#### REQUIRED WORK:
A. Answer these from the Walter Bagehot quotes page:
(i) What years are given for Bagehot's life?
(ii) Which work is cited for the line "The less money lying idle the greater is the dividend."?
(iii) In the passage comparing royalty and Republics, what do Republics appeal to?
B. Write the next part of the Walter Bagehot quotes page, following on from its final sentence.

____ EXCERPT TO READ

WALTER BAGEHOT QUOTES XVI

English economist and political analyst (1826-1877)

We have voluntary show enough already in London; we do not wish to have it encouraged and intensified, but quieted and mitigated.

WALTER BAGEHOT

The English Constitution


The idea that the head of the Government is the head of society is so fixed in the ideas of mankind that only a few philosophers regard it as historical and accidental, though when the matter is examined, that conclusion is certain and even obvious.

WALTER BAGEHOT

The English Constitution

Tags: government


To state the matter shortly, royalty is a government in which the attention of the nation is concentrated on one person doing interesting actions. A Republic is a government in which that attention is divided between many, who are all doing uninteresting actions. Accordingly, so long as the human heart is strong and the human reason weak, royalty will be strong because it appeals to diffused feeling, and Republics weak because they appeal to the understanding.

WALTER BAGEHOT

The English Constitution

Tags: government


In the East, in a word, we are attempting to put new wine into old bottles-to pour what we can of a civilization whose spirit is progress into the form of a civilization whose spirit is fixity, and whether we shall succeed or not is perhaps the most interesting question in an age abounding almost beyond example in questions of political interest.

WALTER BAGEHOT

Physics and Politics

Tags: civilization


The less money lying idle the greater is the dividend.

WALTER BAGEHOT

Lombard Street

Tags: money


Everything changes; the old world—-the classical civilization of form and definition—passes away, a new world of free spirit and inward growth emerges; between the two lies a mixed weltering interval of trouble and confusion.

WALTER BAGEHOT

Literary Studies

Tags: civilization


A deferential community, even though its lowest classes are not intelligent, is far more suited to a Cabinet government than any kind of democratic country, because it is more suited to political excellence. The highest classes can rule in it; and the highest classes must, as such, have more political ability than the lower classes. A life of labour, an incomplete education, a monotonous occupation, a career in which the hands are used much and the judgment is used little, cannot create as much flexible thought, as much applicable intelligence, as a life of leisure, a long culture, a varied experience, an existence by which the judgment is incessantly exercised, and by which it may be incessantly improved. A country of respectful poor, though far less happy than where there are no poor to be respectful, is nevertheless far more fitted for the best government. You can use the best classes of the respectful country; you can only use the worst where every man thinks he is as good as every other.

________
____ DATA EXTRACT

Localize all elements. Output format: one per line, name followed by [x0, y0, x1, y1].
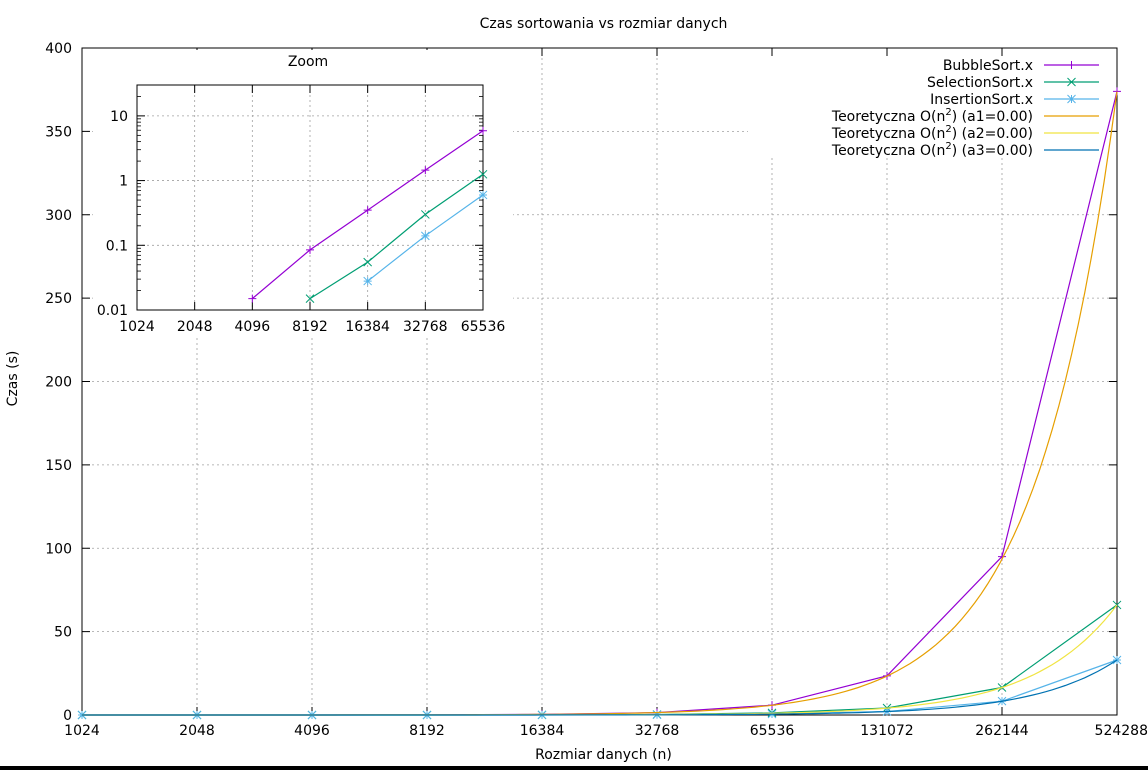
inset-ytick-label: 0.1	[106, 238, 128, 254]
inset-ytick-label: 1	[119, 174, 128, 190]
inset-xtick-label: 2048	[177, 319, 213, 335]
main-xtick-label: 2048	[179, 723, 215, 739]
main-xtick-label: 65536	[750, 723, 795, 739]
main-xtick-label: 1024	[64, 723, 100, 739]
main-xtick-label: 524288	[1095, 723, 1148, 739]
main-xtick-label: 131072	[860, 723, 913, 739]
inset-xtick-label: 1024	[119, 319, 155, 335]
main-xtick-label: 262144	[975, 723, 1029, 739]
main-ytick-label: 100	[45, 541, 72, 557]
legend-marker-1	[1067, 61, 1076, 69]
legend-label-6: Teoretyczna O(n2) (a3=0.00)	[831, 141, 1033, 159]
inset-series-point-3	[420, 231, 430, 241]
legend-marker-2	[1067, 77, 1076, 87]
inset-series-point-1	[421, 166, 430, 175]
legend-label-3: InsertionSort.x	[930, 92, 1033, 108]
main-plot: 0 50 100 150 200 250 300 350 400 1024 2048 4096 8192…	[5, 16, 1148, 763]
main-ytick-label: 400	[45, 41, 72, 57]
inset-ytick-label: 10	[110, 109, 128, 125]
inset-series-point-3	[363, 276, 373, 286]
legend: BubbleSort.xSelectionSort.xInsertionSort…	[831, 58, 1099, 159]
series-line-5	[82, 604, 1118, 716]
main-ytick-label: 50	[54, 625, 72, 641]
inset-series-point-3	[478, 190, 488, 200]
series-line-6	[82, 659, 1118, 716]
inset-series-point-1	[306, 245, 314, 254]
bottom-rule	[0, 766, 1148, 770]
inset-series-point-1	[363, 206, 372, 215]
main-xtick-label: 32768	[635, 723, 680, 739]
inset-title: Zoom	[288, 54, 328, 70]
inset-plot: 0.01 0.1 1 10 1024 2048 4096 8192 16384 32768 6553…	[93, 50, 513, 336]
inset-series-line-2	[309, 173, 484, 300]
inset-series-point-1	[479, 126, 487, 135]
main-xtick-label: 4096	[294, 723, 330, 739]
chart-title: Czas sortowania vs rozmiar danych	[480, 16, 728, 32]
inset-series-point-2	[363, 257, 373, 267]
main-ytick-label: 150	[45, 458, 72, 474]
main-series-group	[77, 87, 1122, 720]
x-axis-label: Rozmiar danych (n)	[535, 747, 672, 763]
inset-ytick-label: 0.01	[97, 303, 128, 319]
main-ytick-label: 0	[63, 708, 72, 724]
inset-series-point-2	[420, 210, 430, 219]
main-ytick-label: 300	[45, 208, 72, 224]
main-ytick-label: 200	[45, 375, 72, 391]
inset-xtick-label: 32768	[403, 319, 448, 335]
y-axis-label: Czas (s)	[5, 351, 21, 407]
legend-label-5: Teoretyczna O(n2) (a2=0.00)	[831, 124, 1033, 142]
legend-label-2: SelectionSort.x	[927, 75, 1033, 91]
inset-series-point-1	[248, 294, 257, 303]
inset-background	[93, 50, 513, 336]
series-point-3	[1112, 655, 1122, 665]
inset-xtick-label: 4096	[235, 319, 271, 335]
inset-xtick-label: 16384	[345, 319, 390, 335]
inset-series-point-2	[478, 169, 488, 179]
main-xtick-label: 16384	[520, 723, 565, 739]
legend-marker-3	[1067, 94, 1076, 104]
legend-label-4: Teoretyczna O(n2) (a1=0.00)	[831, 107, 1033, 125]
main-ytick-label: 250	[45, 291, 72, 307]
inset-series-group	[248, 126, 488, 303]
main-ytick-label: 350	[45, 124, 72, 140]
inset-xtick-label: 8192	[292, 319, 328, 335]
inset-xtick-label: 65536	[461, 319, 506, 335]
legend-label-1: BubbleSort.x	[943, 58, 1033, 74]
main-xtick-label: 8192	[409, 723, 445, 739]
inset-series-point-2	[305, 294, 315, 303]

________

#### RESPONSES PER TASK:
A.
(i) 1826-1877
(ii) Lombard Street
(iii) The understanding

B.
WALTER BAGEHOT

The English Constitution

Tags: government


The defect of the drama is, that it can delineate only motion. If a thoughtful person will compare the character of Achilles, as we find it in Homer, with the more surpassing creations of dramatic invention, say with Lear or Othello, he will perhaps feel that character in repose, character on the lonely beach, character in marble, character in itself, is more clearly and perfectly seen in the epic narrative, than in the conversational drama. It of course requires immense skill to make mere talk exhibit a man as he is.

WALTER BAGEHOT

Literary Studies

Tags: character


The change is what every one feels, though no one can define it. Each predominant mind calls out a corresponding sentiment in the country: most feel it a little. Those who feel it much express it much; those who feel it excessively express it excessively; those who dissent are silent, or unheard.

WALTER BAGEHOT

Physics and Politics

Tags: change


Many men—most men—get to like or think they like that which is ever before them, and which those around them like, and which received opinion says they ought to like; or if their minds are too marked and oddly made to get into the mould, they give up reading altogether, or read old books and foreign books, formed under another code and appealing to a different taste. The principle of 'elimination,' the 'use and disuse' of organs which naturalists speak of, works here. What is used strengthens; what is disused weakens: 'to those who have, more is given;' and so a sort of style settles upon an age, and imprinting itself more than anything else in men's memories becomes all that is thought of about it.

WALTER BAGEHOT

Physics and Politics

Tags: books


Custom is the first check on tyranny; that fixed routine of social life at which modern innovations chafe, and by which modern improvement is impeded, is the primitive check on base power.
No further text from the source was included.